What the task asks: Copy, from the entries below, each line where the word "生命教育" can be found.

Input for this task:
※ ※ ※

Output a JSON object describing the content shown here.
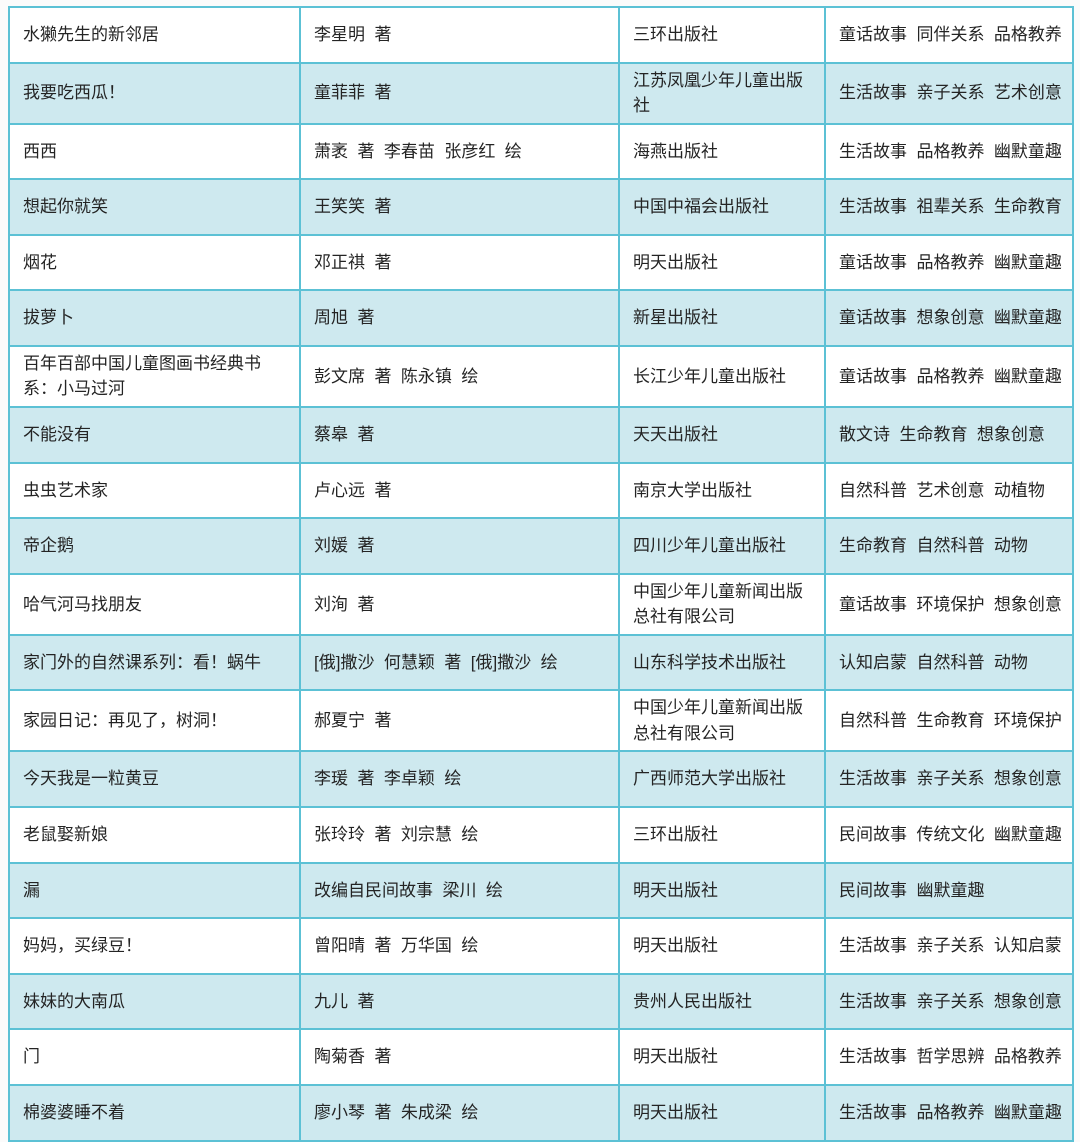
{
  "colors": {
    "border": "#5cc1d5",
    "row_even_bg": "#cee9ef",
    "row_odd_bg": "#ffffff",
    "text": "#242424"
  },
  "table": {
    "rows": [
      {
        "title": "水獭先生的新邻居",
        "author": "李星明  著",
        "publisher": "三环出版社",
        "tags": "童话故事  同伴关系  品格教养"
      },
      {
        "title": "我要吃西瓜！",
        "author": "童菲菲  著",
        "publisher": "江苏凤凰少年儿童出版社",
        "tags": "生活故事  亲子关系  艺术创意"
      },
      {
        "title": "西西",
        "author": "萧袤  著  李春苗  张彦红  绘",
        "publisher": "海燕出版社",
        "tags": "生活故事  品格教养  幽默童趣"
      },
      {
        "title": "想起你就笑",
        "author": "王笑笑  著",
        "publisher": "中国中福会出版社",
        "tags": "生活故事  祖辈关系  生命教育"
      },
      {
        "title": "烟花",
        "author": "邓正祺  著",
        "publisher": "明天出版社",
        "tags": "童话故事  品格教养  幽默童趣"
      },
      {
        "title": "拔萝卜",
        "author": "周旭  著",
        "publisher": "新星出版社",
        "tags": "童话故事  想象创意  幽默童趣"
      },
      {
        "title": "百年百部中国儿童图画书经典书系：小马过河",
        "author": "彭文席  著  陈永镇  绘",
        "publisher": "长江少年儿童出版社",
        "tags": "童话故事  品格教养  幽默童趣"
      },
      {
        "title": "不能没有",
        "author": "蔡皋  著",
        "publisher": "天天出版社",
        "tags": "散文诗  生命教育  想象创意"
      },
      {
        "title": "虫虫艺术家",
        "author": "卢心远  著",
        "publisher": "南京大学出版社",
        "tags": "自然科普  艺术创意  动植物"
      },
      {
        "title": "帝企鹅",
        "author": "刘媛  著",
        "publisher": "四川少年儿童出版社",
        "tags": "生命教育  自然科普  动物"
      },
      {
        "title": "哈气河马找朋友",
        "author": "刘洵  著",
        "publisher": "中国少年儿童新闻出版总社有限公司",
        "tags": "童话故事  环境保护  想象创意"
      },
      {
        "title": "家门外的自然课系列：看！蜗牛",
        "author": "[俄]撒沙  何慧颖  著  [俄]撒沙  绘",
        "publisher": "山东科学技术出版社",
        "tags": "认知启蒙  自然科普  动物"
      },
      {
        "title": "家园日记：再见了，树洞！",
        "author": "郝夏宁  著",
        "publisher": "中国少年儿童新闻出版总社有限公司",
        "tags": "自然科普  生命教育  环境保护"
      },
      {
        "title": "今天我是一粒黄豆",
        "author": "李瑗  著  李卓颖  绘",
        "publisher": "广西师范大学出版社",
        "tags": "生活故事  亲子关系  想象创意"
      },
      {
        "title": "老鼠娶新娘",
        "author": "张玲玲  著  刘宗慧  绘",
        "publisher": "三环出版社",
        "tags": "民间故事  传统文化  幽默童趣"
      },
      {
        "title": "漏",
        "author": "改编自民间故事  梁川  绘",
        "publisher": "明天出版社",
        "tags": "民间故事  幽默童趣"
      },
      {
        "title": "妈妈，买绿豆！",
        "author": "曾阳晴  著  万华国  绘",
        "publisher": "明天出版社",
        "tags": "生活故事  亲子关系  认知启蒙"
      },
      {
        "title": "妹妹的大南瓜",
        "author": "九儿  著",
        "publisher": "贵州人民出版社",
        "tags": "生活故事  亲子关系  想象创意"
      },
      {
        "title": "门",
        "author": "陶菊香  著",
        "publisher": "明天出版社",
        "tags": "生活故事  哲学思辨  品格教养"
      },
      {
        "title": "棉婆婆睡不着",
        "author": "廖小琴  著  朱成梁  绘",
        "publisher": "明天出版社",
        "tags": "生活故事  品格教养  幽默童趣"
      }
    ]
  }
}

※ ※ ※

Response to this exercise:
        "tags": "生活故事  祖辈关系  生命教育"
        "tags": "散文诗  生命教育  想象创意"
        "tags": "生命教育  自然科普  动物"
        "tags": "自然科普  生命教育  环境保护"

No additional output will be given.